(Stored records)
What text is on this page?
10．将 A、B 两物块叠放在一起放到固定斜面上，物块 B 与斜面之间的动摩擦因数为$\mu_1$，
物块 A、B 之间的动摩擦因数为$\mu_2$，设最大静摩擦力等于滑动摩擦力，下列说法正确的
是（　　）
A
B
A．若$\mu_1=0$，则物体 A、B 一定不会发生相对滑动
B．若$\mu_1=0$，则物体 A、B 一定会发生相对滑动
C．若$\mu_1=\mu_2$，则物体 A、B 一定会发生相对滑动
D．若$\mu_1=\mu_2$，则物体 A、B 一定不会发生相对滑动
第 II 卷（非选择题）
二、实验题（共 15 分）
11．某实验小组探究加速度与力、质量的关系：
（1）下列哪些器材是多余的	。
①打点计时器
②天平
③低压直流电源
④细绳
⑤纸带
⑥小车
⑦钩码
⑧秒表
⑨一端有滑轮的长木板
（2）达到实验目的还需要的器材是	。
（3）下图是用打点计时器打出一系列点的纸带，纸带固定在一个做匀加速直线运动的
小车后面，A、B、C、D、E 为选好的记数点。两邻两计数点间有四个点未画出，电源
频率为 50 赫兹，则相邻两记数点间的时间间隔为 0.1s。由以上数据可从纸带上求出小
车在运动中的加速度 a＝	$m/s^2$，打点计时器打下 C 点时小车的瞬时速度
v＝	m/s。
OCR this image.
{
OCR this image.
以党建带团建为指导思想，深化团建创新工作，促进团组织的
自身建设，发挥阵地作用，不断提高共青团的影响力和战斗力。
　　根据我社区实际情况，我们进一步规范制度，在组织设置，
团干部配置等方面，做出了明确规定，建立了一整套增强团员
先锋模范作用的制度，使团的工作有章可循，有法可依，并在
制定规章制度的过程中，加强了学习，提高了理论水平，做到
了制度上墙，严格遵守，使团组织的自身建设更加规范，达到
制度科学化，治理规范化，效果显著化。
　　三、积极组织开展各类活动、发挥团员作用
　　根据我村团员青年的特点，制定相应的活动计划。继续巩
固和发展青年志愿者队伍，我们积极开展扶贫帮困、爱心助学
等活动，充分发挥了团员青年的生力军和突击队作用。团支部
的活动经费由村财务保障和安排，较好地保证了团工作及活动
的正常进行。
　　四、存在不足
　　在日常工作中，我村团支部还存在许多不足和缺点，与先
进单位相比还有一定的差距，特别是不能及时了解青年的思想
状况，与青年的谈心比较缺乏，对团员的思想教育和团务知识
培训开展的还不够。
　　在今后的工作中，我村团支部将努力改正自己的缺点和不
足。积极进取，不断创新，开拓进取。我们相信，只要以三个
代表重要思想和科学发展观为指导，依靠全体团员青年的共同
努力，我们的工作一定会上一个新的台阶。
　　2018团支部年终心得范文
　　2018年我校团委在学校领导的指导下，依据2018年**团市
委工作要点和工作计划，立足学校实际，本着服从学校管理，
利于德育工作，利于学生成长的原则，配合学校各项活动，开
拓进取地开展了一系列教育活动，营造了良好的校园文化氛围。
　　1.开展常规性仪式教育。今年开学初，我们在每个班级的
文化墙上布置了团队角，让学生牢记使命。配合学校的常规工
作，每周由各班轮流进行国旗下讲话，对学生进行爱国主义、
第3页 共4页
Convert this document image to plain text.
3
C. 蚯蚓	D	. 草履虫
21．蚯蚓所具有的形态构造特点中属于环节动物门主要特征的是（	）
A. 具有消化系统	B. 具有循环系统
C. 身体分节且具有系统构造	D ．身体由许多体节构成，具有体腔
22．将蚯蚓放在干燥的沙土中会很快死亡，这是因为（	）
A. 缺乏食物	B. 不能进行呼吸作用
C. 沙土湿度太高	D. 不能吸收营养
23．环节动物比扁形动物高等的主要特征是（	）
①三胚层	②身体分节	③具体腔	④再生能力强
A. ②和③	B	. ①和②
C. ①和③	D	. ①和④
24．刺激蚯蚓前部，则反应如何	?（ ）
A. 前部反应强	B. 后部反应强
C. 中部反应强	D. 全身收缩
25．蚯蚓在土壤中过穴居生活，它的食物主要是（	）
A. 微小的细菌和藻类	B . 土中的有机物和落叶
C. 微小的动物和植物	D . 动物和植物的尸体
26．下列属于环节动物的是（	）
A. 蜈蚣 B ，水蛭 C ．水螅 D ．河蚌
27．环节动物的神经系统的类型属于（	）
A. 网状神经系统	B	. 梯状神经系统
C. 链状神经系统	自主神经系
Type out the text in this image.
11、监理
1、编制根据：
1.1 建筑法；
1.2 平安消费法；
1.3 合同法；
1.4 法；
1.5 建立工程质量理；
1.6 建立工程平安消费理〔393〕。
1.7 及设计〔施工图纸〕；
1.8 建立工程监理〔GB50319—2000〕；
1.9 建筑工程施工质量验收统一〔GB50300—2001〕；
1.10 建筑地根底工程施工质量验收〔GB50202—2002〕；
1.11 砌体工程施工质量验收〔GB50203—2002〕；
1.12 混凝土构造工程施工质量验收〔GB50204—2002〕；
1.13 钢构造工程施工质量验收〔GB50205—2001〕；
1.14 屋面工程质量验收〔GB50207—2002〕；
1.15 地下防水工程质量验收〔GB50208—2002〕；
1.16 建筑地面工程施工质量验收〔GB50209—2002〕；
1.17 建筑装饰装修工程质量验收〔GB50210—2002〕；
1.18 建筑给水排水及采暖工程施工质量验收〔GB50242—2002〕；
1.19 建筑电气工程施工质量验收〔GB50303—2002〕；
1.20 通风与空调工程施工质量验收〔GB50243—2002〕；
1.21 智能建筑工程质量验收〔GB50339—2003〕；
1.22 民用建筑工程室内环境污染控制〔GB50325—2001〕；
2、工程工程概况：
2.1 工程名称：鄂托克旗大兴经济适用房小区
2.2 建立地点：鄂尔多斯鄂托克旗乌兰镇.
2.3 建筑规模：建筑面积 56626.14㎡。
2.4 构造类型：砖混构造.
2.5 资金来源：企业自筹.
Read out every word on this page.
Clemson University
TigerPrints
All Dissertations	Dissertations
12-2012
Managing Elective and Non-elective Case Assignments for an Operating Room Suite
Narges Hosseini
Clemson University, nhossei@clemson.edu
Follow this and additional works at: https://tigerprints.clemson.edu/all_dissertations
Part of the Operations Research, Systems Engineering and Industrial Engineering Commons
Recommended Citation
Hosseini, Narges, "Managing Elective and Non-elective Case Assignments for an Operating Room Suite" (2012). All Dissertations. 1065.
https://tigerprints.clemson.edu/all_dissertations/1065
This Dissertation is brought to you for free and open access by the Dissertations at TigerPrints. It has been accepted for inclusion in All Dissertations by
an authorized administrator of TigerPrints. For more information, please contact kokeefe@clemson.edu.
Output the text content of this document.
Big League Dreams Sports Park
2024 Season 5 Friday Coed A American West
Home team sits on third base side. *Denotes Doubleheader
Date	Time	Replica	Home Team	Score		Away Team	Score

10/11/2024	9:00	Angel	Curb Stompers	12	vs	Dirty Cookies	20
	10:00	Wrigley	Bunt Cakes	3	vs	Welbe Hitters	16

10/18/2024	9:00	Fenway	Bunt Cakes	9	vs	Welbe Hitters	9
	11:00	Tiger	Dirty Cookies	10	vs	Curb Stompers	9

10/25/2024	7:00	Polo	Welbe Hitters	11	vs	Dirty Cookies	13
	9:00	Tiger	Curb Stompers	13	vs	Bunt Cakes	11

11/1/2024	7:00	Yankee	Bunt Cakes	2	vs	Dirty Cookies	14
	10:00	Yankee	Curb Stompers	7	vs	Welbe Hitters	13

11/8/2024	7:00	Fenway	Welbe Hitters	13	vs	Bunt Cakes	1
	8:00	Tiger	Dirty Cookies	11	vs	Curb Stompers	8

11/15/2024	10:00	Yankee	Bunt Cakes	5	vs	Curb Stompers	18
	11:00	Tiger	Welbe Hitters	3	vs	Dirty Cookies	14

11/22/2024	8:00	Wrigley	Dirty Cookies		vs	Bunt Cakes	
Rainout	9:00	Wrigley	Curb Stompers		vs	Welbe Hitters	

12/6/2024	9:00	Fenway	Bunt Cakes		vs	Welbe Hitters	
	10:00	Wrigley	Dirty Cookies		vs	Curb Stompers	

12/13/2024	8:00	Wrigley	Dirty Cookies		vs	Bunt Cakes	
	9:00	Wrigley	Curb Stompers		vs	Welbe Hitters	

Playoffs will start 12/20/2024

What the task requires = Gather up the lines containing the word "Cakes" from these records and copy them.

Solution =
	10:00	Wrigley	Bunt Cakes	3	vs	Welbe Hitters	16
10/18/2024	9:00	Fenway	Bunt Cakes	9	vs	Welbe Hitters	9
	9:00	Tiger	Curb Stompers	13	vs	Bunt Cakes	11
11/1/2024	7:00	Yankee	Bunt Cakes	2	vs	Dirty Cookies	14
11/8/2024	7:00	Fenway	Welbe Hitters	13	vs	Bunt Cakes	1
11/15/2024	10:00	Yankee	Bunt Cakes	5	vs	Curb Stompers	18
11/22/2024	8:00	Wrigley	Dirty Cookies		vs	Bunt Cakes	
12/6/2024	9:00	Fenway	Bunt Cakes		vs	Welbe Hitters	
12/13/2024	8:00	Wrigley	Dirty Cookies		vs	Bunt Cakes	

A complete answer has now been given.